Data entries

|---|

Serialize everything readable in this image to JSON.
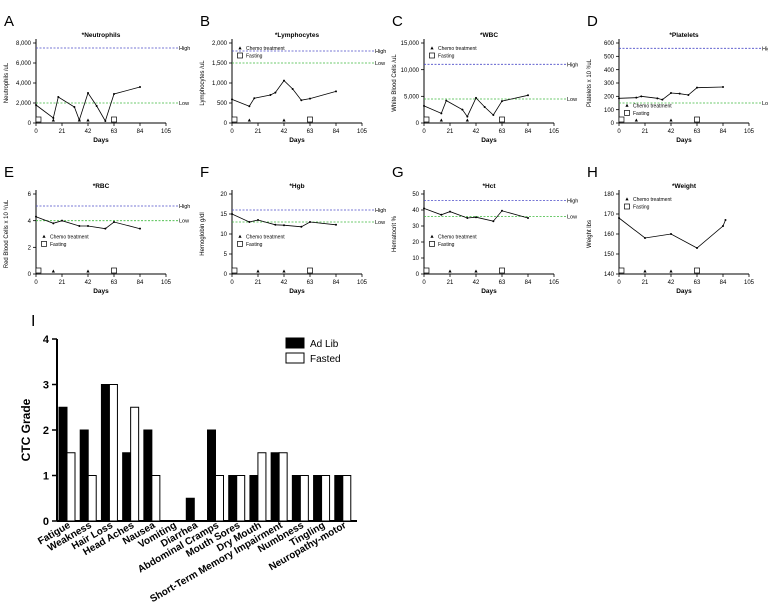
{
  "colors": {
    "high_line": "#4b4bc8",
    "low_line": "#3cb83c",
    "ink": "#000000",
    "bar_fasted": "#ffffff"
  },
  "small_panels": [
    {
      "letter": "A",
      "title": "*Neutrophils",
      "ylabel": "Neutrophils /uL",
      "yticks": [
        "0",
        "2,000",
        "4,000",
        "6,000",
        "8,000"
      ],
      "ylim": [
        0,
        8000
      ],
      "xticks": [
        "0",
        "21",
        "42",
        "63",
        "84",
        "105"
      ],
      "xlim": [
        0,
        105
      ],
      "xlabel": "Days",
      "high": 7500,
      "low": 2000,
      "high_label": "High",
      "low_label": "Low",
      "x": [
        0,
        14,
        18,
        31,
        35,
        42,
        49,
        56,
        63,
        84
      ],
      "y": [
        1800,
        500,
        2600,
        1600,
        300,
        3000,
        1700,
        200,
        2900,
        3600
      ],
      "chemo": [
        14,
        35,
        42
      ],
      "fasting": [
        2,
        63
      ],
      "legend": {
        "chemo": "Chemo treatment",
        "fasting": "Fasting"
      },
      "legend_pos": "none"
    },
    {
      "letter": "B",
      "title": "*Lymphocytes",
      "ylabel": "Lymphocytes /uL",
      "yticks": [
        "0",
        "500",
        "1,000",
        "1,500",
        "2,000"
      ],
      "ylim": [
        0,
        2000
      ],
      "xticks": [
        "0",
        "21",
        "42",
        "63",
        "84",
        "105"
      ],
      "xlim": [
        0,
        105
      ],
      "xlabel": "Days",
      "high": 1800,
      "low": 1500,
      "high_label": "High",
      "low_label": "Low",
      "x": [
        0,
        14,
        18,
        31,
        35,
        42,
        49,
        56,
        63,
        84
      ],
      "y": [
        590,
        420,
        620,
        700,
        760,
        1060,
        850,
        570,
        610,
        790
      ],
      "chemo": [
        14,
        42
      ],
      "fasting": [
        2,
        63
      ],
      "legend": {
        "chemo": "Chemo treatment",
        "fasting": "Fasting"
      },
      "legend_pos": "top"
    },
    {
      "letter": "C",
      "title": "*WBC",
      "ylabel": "White Blood Cells /uL",
      "yticks": [
        "0",
        "5,000",
        "10,000",
        "15,000"
      ],
      "ylim": [
        0,
        15000
      ],
      "xticks": [
        "0",
        "21",
        "42",
        "63",
        "84",
        "105"
      ],
      "xlim": [
        0,
        105
      ],
      "xlabel": "Days",
      "high": 11000,
      "low": 4500,
      "high_label": "High",
      "low_label": "Low",
      "x": [
        0,
        14,
        18,
        31,
        35,
        42,
        49,
        56,
        63,
        84
      ],
      "y": [
        3200,
        1800,
        4200,
        2500,
        1200,
        4700,
        3000,
        1500,
        4100,
        5200
      ],
      "chemo": [
        14,
        35
      ],
      "fasting": [
        2,
        63
      ],
      "legend": {
        "chemo": "Chemo treatment",
        "fasting": "Fasting"
      },
      "legend_pos": "top"
    },
    {
      "letter": "D",
      "title": "*Platelets",
      "ylabel": "Platelets x 10 ³/uL",
      "yticks": [
        "0",
        "100",
        "200",
        "300",
        "400",
        "500",
        "600"
      ],
      "ylim": [
        0,
        600
      ],
      "xticks": [
        "0",
        "21",
        "42",
        "63",
        "84",
        "105"
      ],
      "xlim": [
        0,
        105
      ],
      "xlabel": "Days",
      "high": 560,
      "low": 150,
      "high_label": "High",
      "low_label": "Low",
      "x": [
        0,
        14,
        18,
        31,
        35,
        42,
        49,
        56,
        63,
        84
      ],
      "y": [
        185,
        190,
        200,
        185,
        175,
        225,
        220,
        210,
        265,
        270
      ],
      "chemo": [
        14,
        42
      ],
      "fasting": [
        2,
        63
      ],
      "legend": {
        "chemo": "Chemo treatment",
        "fasting": "Fasting"
      },
      "legend_pos": "low"
    },
    {
      "letter": "E",
      "title": "*RBC",
      "ylabel": "Red Blood Cells x 10 ⁶/uL",
      "yticks": [
        "0",
        "2",
        "4",
        "6"
      ],
      "ylim": [
        0,
        6
      ],
      "xticks": [
        "0",
        "21",
        "42",
        "63",
        "84",
        "105"
      ],
      "xlim": [
        0,
        105
      ],
      "xlabel": "Days",
      "high": 5.1,
      "low": 4.0,
      "high_label": "High",
      "low_label": "Low",
      "x": [
        0,
        14,
        21,
        35,
        42,
        56,
        63,
        84
      ],
      "y": [
        4.3,
        3.8,
        4.0,
        3.6,
        3.6,
        3.4,
        3.9,
        3.4
      ],
      "chemo": [
        14,
        42
      ],
      "fasting": [
        2,
        63
      ],
      "legend": {
        "chemo": "Chemo treatment",
        "fasting": "Fasting"
      },
      "legend_pos": "mid"
    },
    {
      "letter": "F",
      "title": "*Hgb",
      "ylabel": "Hemoglobin g/dl",
      "yticks": [
        "0",
        "5",
        "10",
        "15",
        "20"
      ],
      "ylim": [
        0,
        20
      ],
      "xticks": [
        "0",
        "21",
        "42",
        "63",
        "84",
        "105"
      ],
      "xlim": [
        0,
        105
      ],
      "xlabel": "Days",
      "high": 16,
      "low": 13,
      "high_label": "High",
      "low_label": "Low",
      "x": [
        0,
        14,
        21,
        35,
        42,
        56,
        63,
        84
      ],
      "y": [
        15,
        13,
        13.5,
        12.3,
        12.2,
        11.8,
        13,
        12.3
      ],
      "chemo": [
        21,
        42
      ],
      "fasting": [
        2,
        63
      ],
      "legend": {
        "chemo": "Chemo treatment",
        "fasting": "Fasting"
      },
      "legend_pos": "mid"
    },
    {
      "letter": "G",
      "title": "*Hct",
      "ylabel": "Hematocrit %",
      "yticks": [
        "0",
        "10",
        "20",
        "30",
        "40",
        "50"
      ],
      "ylim": [
        0,
        50
      ],
      "xticks": [
        "0",
        "21",
        "42",
        "63",
        "84",
        "105"
      ],
      "xlim": [
        0,
        105
      ],
      "xlabel": "Days",
      "high": 46,
      "low": 36,
      "high_label": "High",
      "low_label": "Low",
      "x": [
        0,
        14,
        21,
        35,
        42,
        56,
        63,
        84
      ],
      "y": [
        41,
        37,
        39,
        35,
        35.5,
        33,
        39.5,
        35
      ],
      "chemo": [
        21,
        42
      ],
      "fasting": [
        2,
        63
      ],
      "legend": {
        "chemo": "Chemo treatment",
        "fasting": "Fasting"
      },
      "legend_pos": "mid"
    },
    {
      "letter": "H",
      "title": "*Weight",
      "ylabel": "Weight lbs",
      "yticks": [
        "140",
        "150",
        "160",
        "170",
        "180"
      ],
      "ylim": [
        140,
        180
      ],
      "xticks": [
        "0",
        "21",
        "42",
        "63",
        "84",
        "105"
      ],
      "xlim": [
        0,
        105
      ],
      "xlabel": "Days",
      "high": null,
      "low": null,
      "high_label": "",
      "low_label": "",
      "x": [
        0,
        21,
        42,
        63,
        84,
        86
      ],
      "y": [
        168,
        158,
        160,
        153,
        164,
        167
      ],
      "chemo": [
        21,
        42
      ],
      "fasting": [
        2,
        63
      ],
      "legend": {
        "chemo": "Chemo treatment",
        "fasting": "Fasting"
      },
      "legend_pos": "top"
    }
  ],
  "chart_data": {
    "type": "bar",
    "letter": "I",
    "ylabel": "CTC Grade",
    "ylim": [
      0,
      4
    ],
    "yticks": [
      "0",
      "1",
      "2",
      "3",
      "4"
    ],
    "categories": [
      "Fatigue",
      "Weakness",
      "Hair Loss",
      "Head Aches",
      "Nausea",
      "Vomiting",
      "Diarrhea",
      "Abdominal Cramps",
      "Mouth Sores",
      "Dry Mouth",
      "Short-Term Memory Impairment",
      "Numbness",
      "Tingling",
      "Neuropathy-motor"
    ],
    "series": [
      {
        "name": "Ad Lib",
        "color": "#000000",
        "values": [
          2.5,
          2.0,
          3.0,
          1.5,
          2.0,
          0,
          0.5,
          2.0,
          1.0,
          1.0,
          1.5,
          1.0,
          1.0,
          1.0
        ]
      },
      {
        "name": "Fasted",
        "color": "#ffffff",
        "values": [
          1.5,
          1.0,
          3.0,
          2.5,
          1.0,
          0,
          0,
          1.0,
          1.0,
          1.5,
          1.5,
          1.0,
          1.0,
          1.0
        ]
      }
    ],
    "legend_position": "top-right"
  }
}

|---|

Filter the preceding entries down to the lines with "title".

* [Answer to this task]:
      "title": "*Neutrophils",
      "title": "*Lymphocytes",
      "title": "*WBC",
      "title": "*Platelets",
      "title": "*RBC",
      "title": "*Hgb",
      "title": "*Hct",
      "title": "*Weight",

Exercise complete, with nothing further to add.